## EXERCISE DESCRIPTION
Write out the listing again, switching every "spin-up-icon" to "increment-arrow" and leaving everything else untouched.

++++++

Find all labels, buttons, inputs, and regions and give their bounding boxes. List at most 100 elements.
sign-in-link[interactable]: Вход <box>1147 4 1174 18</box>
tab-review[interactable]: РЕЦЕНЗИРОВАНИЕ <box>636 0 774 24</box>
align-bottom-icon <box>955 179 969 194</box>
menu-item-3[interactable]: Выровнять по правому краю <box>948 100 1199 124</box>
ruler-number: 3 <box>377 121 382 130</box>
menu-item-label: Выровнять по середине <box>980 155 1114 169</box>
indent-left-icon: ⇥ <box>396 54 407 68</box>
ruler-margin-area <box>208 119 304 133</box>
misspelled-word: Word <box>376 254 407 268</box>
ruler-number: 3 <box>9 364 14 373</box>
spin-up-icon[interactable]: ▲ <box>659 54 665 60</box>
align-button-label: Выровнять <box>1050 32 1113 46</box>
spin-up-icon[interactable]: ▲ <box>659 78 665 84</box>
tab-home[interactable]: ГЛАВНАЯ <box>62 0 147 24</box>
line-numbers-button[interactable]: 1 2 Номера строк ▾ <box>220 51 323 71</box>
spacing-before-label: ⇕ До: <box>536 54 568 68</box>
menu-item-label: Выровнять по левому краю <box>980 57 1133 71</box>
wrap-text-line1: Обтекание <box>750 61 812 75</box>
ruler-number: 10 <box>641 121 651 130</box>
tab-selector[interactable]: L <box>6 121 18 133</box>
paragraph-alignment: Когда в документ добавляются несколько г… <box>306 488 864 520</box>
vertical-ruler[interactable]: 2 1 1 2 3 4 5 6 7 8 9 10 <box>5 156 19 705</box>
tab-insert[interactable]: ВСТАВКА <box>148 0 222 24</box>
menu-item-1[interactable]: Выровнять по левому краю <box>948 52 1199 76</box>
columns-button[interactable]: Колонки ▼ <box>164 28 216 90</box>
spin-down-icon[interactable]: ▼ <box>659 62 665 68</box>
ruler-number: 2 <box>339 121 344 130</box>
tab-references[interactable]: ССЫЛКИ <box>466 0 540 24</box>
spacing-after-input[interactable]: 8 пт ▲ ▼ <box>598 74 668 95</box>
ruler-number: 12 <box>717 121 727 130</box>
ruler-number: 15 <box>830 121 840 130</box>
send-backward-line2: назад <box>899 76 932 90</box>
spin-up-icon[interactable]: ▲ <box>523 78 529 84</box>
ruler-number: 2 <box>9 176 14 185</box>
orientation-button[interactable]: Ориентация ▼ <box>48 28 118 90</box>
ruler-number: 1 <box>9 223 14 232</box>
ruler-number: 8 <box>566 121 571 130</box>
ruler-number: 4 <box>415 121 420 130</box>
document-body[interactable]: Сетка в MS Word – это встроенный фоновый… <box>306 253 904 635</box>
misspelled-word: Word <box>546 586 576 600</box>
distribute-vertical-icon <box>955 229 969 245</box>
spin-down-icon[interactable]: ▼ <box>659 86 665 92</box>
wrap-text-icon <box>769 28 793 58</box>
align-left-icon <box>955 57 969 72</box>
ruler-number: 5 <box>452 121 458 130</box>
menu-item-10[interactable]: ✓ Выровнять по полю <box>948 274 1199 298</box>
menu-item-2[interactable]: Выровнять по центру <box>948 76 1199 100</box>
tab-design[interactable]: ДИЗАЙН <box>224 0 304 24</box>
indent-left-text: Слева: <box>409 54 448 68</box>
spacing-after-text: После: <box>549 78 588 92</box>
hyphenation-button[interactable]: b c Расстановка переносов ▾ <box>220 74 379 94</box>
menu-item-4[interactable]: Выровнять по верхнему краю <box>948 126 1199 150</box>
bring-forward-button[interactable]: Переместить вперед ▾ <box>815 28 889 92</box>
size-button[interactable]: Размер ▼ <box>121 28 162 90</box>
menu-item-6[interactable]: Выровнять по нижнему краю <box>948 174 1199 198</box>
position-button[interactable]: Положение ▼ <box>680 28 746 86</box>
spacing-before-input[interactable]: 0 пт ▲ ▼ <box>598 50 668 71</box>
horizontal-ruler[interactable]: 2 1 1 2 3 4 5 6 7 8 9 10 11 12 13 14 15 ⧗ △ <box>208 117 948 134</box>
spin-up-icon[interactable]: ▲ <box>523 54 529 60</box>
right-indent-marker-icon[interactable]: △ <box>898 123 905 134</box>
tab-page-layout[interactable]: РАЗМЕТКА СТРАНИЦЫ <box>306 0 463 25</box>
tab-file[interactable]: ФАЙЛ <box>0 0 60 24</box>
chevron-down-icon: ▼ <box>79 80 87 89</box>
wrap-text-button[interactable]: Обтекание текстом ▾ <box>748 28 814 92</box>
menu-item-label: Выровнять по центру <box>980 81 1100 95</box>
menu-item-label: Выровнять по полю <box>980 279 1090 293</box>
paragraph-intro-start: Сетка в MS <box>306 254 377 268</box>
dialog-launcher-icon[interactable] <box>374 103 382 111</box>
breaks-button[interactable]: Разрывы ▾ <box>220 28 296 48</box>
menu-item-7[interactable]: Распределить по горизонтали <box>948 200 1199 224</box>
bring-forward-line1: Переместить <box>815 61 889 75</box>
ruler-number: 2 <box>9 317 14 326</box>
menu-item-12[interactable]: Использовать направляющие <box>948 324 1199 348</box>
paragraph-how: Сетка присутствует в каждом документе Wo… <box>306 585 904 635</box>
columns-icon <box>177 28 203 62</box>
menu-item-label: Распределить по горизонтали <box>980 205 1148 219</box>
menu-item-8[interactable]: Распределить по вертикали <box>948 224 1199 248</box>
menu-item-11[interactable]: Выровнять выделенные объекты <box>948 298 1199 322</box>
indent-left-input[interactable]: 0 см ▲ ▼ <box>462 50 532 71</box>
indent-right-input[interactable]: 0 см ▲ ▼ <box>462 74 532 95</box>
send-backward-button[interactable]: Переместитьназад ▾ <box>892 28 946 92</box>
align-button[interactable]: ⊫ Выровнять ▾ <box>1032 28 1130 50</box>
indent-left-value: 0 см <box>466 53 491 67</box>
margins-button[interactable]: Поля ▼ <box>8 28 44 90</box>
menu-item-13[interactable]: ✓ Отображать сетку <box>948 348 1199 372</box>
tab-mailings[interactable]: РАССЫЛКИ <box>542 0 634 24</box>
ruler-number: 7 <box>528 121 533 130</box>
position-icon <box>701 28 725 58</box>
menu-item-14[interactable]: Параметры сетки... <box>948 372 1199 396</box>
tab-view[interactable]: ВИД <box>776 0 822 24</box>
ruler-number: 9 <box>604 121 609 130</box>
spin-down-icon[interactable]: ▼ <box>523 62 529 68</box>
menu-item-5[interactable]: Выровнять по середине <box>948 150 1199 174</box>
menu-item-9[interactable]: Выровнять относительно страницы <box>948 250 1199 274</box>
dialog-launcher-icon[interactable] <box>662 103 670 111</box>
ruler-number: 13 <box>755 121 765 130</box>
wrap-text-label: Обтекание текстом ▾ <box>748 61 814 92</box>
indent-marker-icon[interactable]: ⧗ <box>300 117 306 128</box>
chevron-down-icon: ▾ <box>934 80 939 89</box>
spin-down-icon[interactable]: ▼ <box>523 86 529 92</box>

++++++

## REPLY
Find all labels, buttons, inputs, and regions and give their bounding boxes. List at most 100 elements.
sign-in-link[interactable]: Вход <box>1147 4 1174 18</box>
tab-review[interactable]: РЕЦЕНЗИРОВАНИЕ <box>636 0 774 24</box>
align-bottom-icon <box>955 179 969 194</box>
menu-item-3[interactable]: Выровнять по правому краю <box>948 100 1199 124</box>
ruler-number: 3 <box>377 121 382 130</box>
menu-item-label: Выровнять по середине <box>980 155 1114 169</box>
indent-left-icon: ⇥ <box>396 54 407 68</box>
ruler-margin-area <box>208 119 304 133</box>
misspelled-word: Word <box>376 254 407 268</box>
ruler-number: 3 <box>9 364 14 373</box>
increment-arrow[interactable]: ▲ <box>659 54 665 60</box>
align-button-label: Выровнять <box>1050 32 1113 46</box>
increment-arrow[interactable]: ▲ <box>659 78 665 84</box>
tab-home[interactable]: ГЛАВНАЯ <box>62 0 147 24</box>
line-numbers-button[interactable]: 1 2 Номера строк ▾ <box>220 51 323 71</box>
spacing-before-label: ⇕ До: <box>536 54 568 68</box>
menu-item-label: Выровнять по левому краю <box>980 57 1133 71</box>
wrap-text-line1: Обтекание <box>750 61 812 75</box>
ruler-number: 10 <box>641 121 651 130</box>
tab-selector[interactable]: L <box>6 121 18 133</box>
paragraph-alignment: Когда в документ добавляются несколько г… <box>306 488 864 520</box>
vertical-ruler[interactable]: 2 1 1 2 3 4 5 6 7 8 9 10 <box>5 156 19 705</box>
tab-insert[interactable]: ВСТАВКА <box>148 0 222 24</box>
menu-item-1[interactable]: Выровнять по левому краю <box>948 52 1199 76</box>
columns-button[interactable]: Колонки ▼ <box>164 28 216 90</box>
spin-down-icon[interactable]: ▼ <box>659 62 665 68</box>
ruler-number: 2 <box>339 121 344 130</box>
tab-references[interactable]: ССЫЛКИ <box>466 0 540 24</box>
spacing-after-input[interactable]: 8 пт ▲ ▼ <box>598 74 668 95</box>
ruler-number: 12 <box>717 121 727 130</box>
ruler-number: 15 <box>830 121 840 130</box>
send-backward-line2: назад <box>899 76 932 90</box>
increment-arrow[interactable]: ▲ <box>523 78 529 84</box>
ruler-number: 2 <box>9 176 14 185</box>
orientation-button[interactable]: Ориентация ▼ <box>48 28 118 90</box>
ruler-number: 1 <box>9 223 14 232</box>
ruler-number: 8 <box>566 121 571 130</box>
ruler-number: 4 <box>415 121 420 130</box>
document-body[interactable]: Сетка в MS Word – это встроенный фоновый… <box>306 253 904 635</box>
misspelled-word: Word <box>546 586 576 600</box>
distribute-vertical-icon <box>955 229 969 245</box>
spin-down-icon[interactable]: ▼ <box>659 86 665 92</box>
wrap-text-icon <box>769 28 793 58</box>
align-left-icon <box>955 57 969 72</box>
ruler-number: 5 <box>452 121 458 130</box>
menu-item-10[interactable]: ✓ Выровнять по полю <box>948 274 1199 298</box>
menu-item-2[interactable]: Выровнять по центру <box>948 76 1199 100</box>
tab-design[interactable]: ДИЗАЙН <box>224 0 304 24</box>
indent-left-text: Слева: <box>409 54 448 68</box>
spacing-after-text: После: <box>549 78 588 92</box>
hyphenation-button[interactable]: b c Расстановка переносов ▾ <box>220 74 379 94</box>
menu-item-4[interactable]: Выровнять по верхнему краю <box>948 126 1199 150</box>
bring-forward-button[interactable]: Переместить вперед ▾ <box>815 28 889 92</box>
size-button[interactable]: Размер ▼ <box>121 28 162 90</box>
menu-item-6[interactable]: Выровнять по нижнему краю <box>948 174 1199 198</box>
position-button[interactable]: Положение ▼ <box>680 28 746 86</box>
spacing-before-input[interactable]: 0 пт ▲ ▼ <box>598 50 668 71</box>
horizontal-ruler[interactable]: 2 1 1 2 3 4 5 6 7 8 9 10 11 12 13 14 15 ⧗ △ <box>208 117 948 134</box>
increment-arrow[interactable]: ▲ <box>523 54 529 60</box>
right-indent-marker-icon[interactable]: △ <box>898 123 905 134</box>
tab-page-layout[interactable]: РАЗМЕТКА СТРАНИЦЫ <box>306 0 463 25</box>
tab-file[interactable]: ФАЙЛ <box>0 0 60 24</box>
chevron-down-icon: ▼ <box>79 80 87 89</box>
wrap-text-button[interactable]: Обтекание текстом ▾ <box>748 28 814 92</box>
menu-item-label: Выровнять по центру <box>980 81 1100 95</box>
menu-item-label: Выровнять по полю <box>980 279 1090 293</box>
paragraph-intro-start: Сетка в MS <box>306 254 377 268</box>
dialog-launcher-icon[interactable] <box>374 103 382 111</box>
breaks-button[interactable]: Разрывы ▾ <box>220 28 296 48</box>
menu-item-7[interactable]: Распределить по горизонтали <box>948 200 1199 224</box>
bring-forward-line1: Переместить <box>815 61 889 75</box>
ruler-number: 2 <box>9 317 14 326</box>
menu-item-12[interactable]: Использовать направляющие <box>948 324 1199 348</box>
paragraph-how: Сетка присутствует в каждом документе Wo… <box>306 585 904 635</box>
columns-icon <box>177 28 203 62</box>
menu-item-label: Распределить по горизонтали <box>980 205 1148 219</box>
menu-item-8[interactable]: Распределить по вертикали <box>948 224 1199 248</box>
menu-item-11[interactable]: Выровнять выделенные объекты <box>948 298 1199 322</box>
indent-left-input[interactable]: 0 см ▲ ▼ <box>462 50 532 71</box>
indent-right-input[interactable]: 0 см ▲ ▼ <box>462 74 532 95</box>
send-backward-button[interactable]: Переместитьназад ▾ <box>892 28 946 92</box>
align-button[interactable]: ⊫ Выровнять ▾ <box>1032 28 1130 50</box>
indent-left-value: 0 см <box>466 53 491 67</box>
margins-button[interactable]: Поля ▼ <box>8 28 44 90</box>
menu-item-13[interactable]: ✓ Отображать сетку <box>948 348 1199 372</box>
tab-mailings[interactable]: РАССЫЛКИ <box>542 0 634 24</box>
ruler-number: 7 <box>528 121 533 130</box>
position-icon <box>701 28 725 58</box>
menu-item-14[interactable]: Параметры сетки... <box>948 372 1199 396</box>
tab-view[interactable]: ВИД <box>776 0 822 24</box>
ruler-number: 9 <box>604 121 609 130</box>
spin-down-icon[interactable]: ▼ <box>523 62 529 68</box>
menu-item-5[interactable]: Выровнять по середине <box>948 150 1199 174</box>
menu-item-9[interactable]: Выровнять относительно страницы <box>948 250 1199 274</box>
dialog-launcher-icon[interactable] <box>662 103 670 111</box>
ruler-number: 13 <box>755 121 765 130</box>
wrap-text-label: Обтекание текстом ▾ <box>748 61 814 92</box>
indent-marker-icon[interactable]: ⧗ <box>300 117 306 128</box>
chevron-down-icon: ▾ <box>934 80 939 89</box>
spin-down-icon[interactable]: ▼ <box>523 86 529 92</box>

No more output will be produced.